- _Exercise directions_
Copy out each line containing "System" from the entries below.

- _Provided records_
-=-=-
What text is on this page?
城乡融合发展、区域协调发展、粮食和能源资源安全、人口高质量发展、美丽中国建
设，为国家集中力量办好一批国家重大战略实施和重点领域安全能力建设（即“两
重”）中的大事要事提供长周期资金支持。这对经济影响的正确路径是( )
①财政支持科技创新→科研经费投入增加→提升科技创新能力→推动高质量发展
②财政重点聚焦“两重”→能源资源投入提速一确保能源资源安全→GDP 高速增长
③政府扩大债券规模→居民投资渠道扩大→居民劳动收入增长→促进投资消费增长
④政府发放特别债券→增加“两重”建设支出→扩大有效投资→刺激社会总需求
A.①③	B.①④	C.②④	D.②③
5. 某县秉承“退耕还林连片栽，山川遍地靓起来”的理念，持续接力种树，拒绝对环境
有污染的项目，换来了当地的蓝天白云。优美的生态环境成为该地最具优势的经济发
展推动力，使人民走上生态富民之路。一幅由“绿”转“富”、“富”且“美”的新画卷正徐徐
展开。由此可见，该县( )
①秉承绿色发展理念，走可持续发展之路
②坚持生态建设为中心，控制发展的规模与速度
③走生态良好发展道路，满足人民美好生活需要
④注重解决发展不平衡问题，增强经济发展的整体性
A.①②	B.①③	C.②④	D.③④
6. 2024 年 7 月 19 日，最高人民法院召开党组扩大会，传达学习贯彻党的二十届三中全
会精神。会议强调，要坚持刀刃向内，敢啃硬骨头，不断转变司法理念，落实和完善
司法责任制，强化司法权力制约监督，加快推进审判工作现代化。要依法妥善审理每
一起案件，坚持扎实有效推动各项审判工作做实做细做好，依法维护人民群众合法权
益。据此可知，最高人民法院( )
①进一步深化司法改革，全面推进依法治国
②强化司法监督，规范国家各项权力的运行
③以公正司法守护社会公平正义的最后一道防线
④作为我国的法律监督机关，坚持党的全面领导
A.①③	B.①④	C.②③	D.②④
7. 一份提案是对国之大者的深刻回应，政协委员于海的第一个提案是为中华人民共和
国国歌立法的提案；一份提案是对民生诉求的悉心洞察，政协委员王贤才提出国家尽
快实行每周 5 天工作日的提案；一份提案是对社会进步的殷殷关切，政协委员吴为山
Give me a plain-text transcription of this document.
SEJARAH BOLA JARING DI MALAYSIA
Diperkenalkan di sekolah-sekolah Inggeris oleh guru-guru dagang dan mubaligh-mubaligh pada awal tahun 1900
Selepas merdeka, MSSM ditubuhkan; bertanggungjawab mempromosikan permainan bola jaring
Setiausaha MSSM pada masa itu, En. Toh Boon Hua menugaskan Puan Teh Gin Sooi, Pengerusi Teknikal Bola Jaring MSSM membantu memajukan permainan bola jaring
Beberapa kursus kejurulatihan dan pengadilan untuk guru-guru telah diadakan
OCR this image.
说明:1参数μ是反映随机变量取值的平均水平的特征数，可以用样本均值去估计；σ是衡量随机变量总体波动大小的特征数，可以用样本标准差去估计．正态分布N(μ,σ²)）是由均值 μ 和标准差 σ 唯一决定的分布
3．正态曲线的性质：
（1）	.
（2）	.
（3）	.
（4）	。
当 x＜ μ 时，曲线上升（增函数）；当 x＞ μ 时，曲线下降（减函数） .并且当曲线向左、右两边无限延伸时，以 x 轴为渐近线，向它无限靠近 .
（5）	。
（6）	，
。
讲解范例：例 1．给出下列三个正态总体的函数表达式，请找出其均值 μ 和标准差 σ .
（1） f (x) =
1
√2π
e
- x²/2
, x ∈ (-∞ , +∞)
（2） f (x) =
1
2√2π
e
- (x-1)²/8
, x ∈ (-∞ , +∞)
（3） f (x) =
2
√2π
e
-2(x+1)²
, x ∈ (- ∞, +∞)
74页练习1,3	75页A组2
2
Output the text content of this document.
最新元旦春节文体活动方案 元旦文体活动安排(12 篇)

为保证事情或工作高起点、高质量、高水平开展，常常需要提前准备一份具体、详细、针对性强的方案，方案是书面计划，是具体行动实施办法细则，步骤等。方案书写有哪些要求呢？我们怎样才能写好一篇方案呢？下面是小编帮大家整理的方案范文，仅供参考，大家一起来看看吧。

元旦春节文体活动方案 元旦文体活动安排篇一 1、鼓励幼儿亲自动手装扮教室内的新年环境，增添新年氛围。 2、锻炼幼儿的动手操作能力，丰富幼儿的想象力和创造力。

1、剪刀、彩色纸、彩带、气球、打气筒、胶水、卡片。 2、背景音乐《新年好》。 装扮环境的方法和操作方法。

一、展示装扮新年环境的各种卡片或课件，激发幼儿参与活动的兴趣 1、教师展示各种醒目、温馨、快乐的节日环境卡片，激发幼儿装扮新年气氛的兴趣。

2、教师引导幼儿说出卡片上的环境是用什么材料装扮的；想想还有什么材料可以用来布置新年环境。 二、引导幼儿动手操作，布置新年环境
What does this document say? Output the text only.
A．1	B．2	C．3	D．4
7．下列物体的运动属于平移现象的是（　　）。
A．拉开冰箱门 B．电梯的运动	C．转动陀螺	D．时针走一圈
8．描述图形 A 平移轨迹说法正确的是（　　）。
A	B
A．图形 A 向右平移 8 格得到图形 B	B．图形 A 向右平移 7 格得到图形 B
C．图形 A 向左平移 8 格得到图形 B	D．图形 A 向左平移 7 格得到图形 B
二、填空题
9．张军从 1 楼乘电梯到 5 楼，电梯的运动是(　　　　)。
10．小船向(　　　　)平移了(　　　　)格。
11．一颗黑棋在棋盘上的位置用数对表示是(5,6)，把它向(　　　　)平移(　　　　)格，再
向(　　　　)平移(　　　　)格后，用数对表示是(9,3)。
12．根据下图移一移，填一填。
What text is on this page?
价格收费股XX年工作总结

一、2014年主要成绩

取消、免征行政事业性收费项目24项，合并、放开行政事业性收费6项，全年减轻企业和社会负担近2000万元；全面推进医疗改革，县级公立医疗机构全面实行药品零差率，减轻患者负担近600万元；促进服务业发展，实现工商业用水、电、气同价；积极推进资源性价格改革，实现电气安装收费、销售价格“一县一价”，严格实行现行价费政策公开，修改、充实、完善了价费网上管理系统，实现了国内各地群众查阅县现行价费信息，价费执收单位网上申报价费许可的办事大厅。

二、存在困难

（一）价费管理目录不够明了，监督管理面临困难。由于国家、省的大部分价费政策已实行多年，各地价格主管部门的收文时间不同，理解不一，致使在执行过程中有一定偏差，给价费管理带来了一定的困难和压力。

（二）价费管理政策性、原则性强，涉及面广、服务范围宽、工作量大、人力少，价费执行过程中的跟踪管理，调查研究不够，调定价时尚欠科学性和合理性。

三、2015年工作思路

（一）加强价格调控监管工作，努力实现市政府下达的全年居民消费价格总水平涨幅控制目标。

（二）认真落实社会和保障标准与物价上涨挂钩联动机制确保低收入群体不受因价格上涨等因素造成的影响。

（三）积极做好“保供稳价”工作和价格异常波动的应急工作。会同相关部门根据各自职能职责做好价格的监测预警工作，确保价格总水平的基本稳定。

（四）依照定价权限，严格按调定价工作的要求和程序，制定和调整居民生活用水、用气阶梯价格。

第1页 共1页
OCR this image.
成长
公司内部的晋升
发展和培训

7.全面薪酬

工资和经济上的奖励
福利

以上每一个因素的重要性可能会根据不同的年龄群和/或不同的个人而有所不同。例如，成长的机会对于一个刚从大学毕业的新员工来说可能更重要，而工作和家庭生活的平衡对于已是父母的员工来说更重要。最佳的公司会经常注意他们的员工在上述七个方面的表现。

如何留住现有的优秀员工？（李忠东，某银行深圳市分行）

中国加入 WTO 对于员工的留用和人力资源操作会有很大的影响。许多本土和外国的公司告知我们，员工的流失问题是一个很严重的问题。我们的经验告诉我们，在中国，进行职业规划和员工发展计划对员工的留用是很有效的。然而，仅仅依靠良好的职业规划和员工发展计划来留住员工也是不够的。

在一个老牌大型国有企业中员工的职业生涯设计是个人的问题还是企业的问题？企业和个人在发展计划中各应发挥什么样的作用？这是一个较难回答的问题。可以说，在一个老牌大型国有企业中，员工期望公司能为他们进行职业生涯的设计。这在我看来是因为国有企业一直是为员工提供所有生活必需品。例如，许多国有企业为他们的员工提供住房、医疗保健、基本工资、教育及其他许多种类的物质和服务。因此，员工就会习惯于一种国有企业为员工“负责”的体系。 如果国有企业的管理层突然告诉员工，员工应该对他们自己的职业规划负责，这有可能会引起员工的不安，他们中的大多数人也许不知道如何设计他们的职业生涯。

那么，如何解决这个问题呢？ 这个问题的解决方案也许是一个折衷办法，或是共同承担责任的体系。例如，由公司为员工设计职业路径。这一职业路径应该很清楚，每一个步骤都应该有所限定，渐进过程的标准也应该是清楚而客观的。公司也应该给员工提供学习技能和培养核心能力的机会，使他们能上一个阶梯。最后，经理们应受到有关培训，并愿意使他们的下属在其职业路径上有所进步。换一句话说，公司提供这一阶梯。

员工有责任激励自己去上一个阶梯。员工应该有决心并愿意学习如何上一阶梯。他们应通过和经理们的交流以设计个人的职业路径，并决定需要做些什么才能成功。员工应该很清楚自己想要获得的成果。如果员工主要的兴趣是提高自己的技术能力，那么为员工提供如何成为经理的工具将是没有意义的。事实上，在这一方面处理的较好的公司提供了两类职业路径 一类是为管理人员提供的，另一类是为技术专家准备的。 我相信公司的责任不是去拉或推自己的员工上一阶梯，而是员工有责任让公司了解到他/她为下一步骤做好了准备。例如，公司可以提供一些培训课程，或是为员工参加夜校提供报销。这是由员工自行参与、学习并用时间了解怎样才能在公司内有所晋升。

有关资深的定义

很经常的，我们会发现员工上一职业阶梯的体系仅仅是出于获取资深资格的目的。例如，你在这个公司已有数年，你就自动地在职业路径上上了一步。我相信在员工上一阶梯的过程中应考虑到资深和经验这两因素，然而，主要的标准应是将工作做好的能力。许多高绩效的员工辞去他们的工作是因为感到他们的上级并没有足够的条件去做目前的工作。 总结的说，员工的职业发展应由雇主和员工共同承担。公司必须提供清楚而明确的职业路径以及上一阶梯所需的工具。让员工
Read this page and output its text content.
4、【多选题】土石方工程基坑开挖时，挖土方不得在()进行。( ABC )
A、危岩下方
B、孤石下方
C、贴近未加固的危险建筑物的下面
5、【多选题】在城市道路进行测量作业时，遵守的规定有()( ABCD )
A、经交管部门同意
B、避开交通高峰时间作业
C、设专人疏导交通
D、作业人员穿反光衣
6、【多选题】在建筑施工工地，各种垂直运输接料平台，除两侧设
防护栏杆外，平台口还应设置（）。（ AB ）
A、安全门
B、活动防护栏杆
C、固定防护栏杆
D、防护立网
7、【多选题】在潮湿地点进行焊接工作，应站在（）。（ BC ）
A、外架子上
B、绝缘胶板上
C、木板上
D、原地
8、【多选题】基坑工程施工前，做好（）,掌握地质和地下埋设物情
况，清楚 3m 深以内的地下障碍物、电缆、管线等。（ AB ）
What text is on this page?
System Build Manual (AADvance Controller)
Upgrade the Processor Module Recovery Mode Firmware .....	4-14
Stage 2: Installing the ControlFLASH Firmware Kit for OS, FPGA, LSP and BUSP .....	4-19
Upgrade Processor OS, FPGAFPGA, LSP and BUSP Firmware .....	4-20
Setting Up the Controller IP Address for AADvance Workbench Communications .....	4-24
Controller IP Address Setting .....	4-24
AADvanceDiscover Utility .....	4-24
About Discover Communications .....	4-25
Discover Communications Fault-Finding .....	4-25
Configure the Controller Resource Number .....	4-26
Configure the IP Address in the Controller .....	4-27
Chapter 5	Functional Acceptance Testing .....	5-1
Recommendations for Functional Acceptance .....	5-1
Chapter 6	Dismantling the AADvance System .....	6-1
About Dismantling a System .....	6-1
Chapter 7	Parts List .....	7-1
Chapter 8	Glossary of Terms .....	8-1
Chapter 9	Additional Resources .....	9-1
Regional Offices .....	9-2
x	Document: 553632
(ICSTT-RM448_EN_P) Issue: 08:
-=-=-
- _Right answer_
System Build Manual (AADvance Controller)
Chapter 6	Dismantling the AADvance System .....	6-1
About Dismantling a System .....	6-1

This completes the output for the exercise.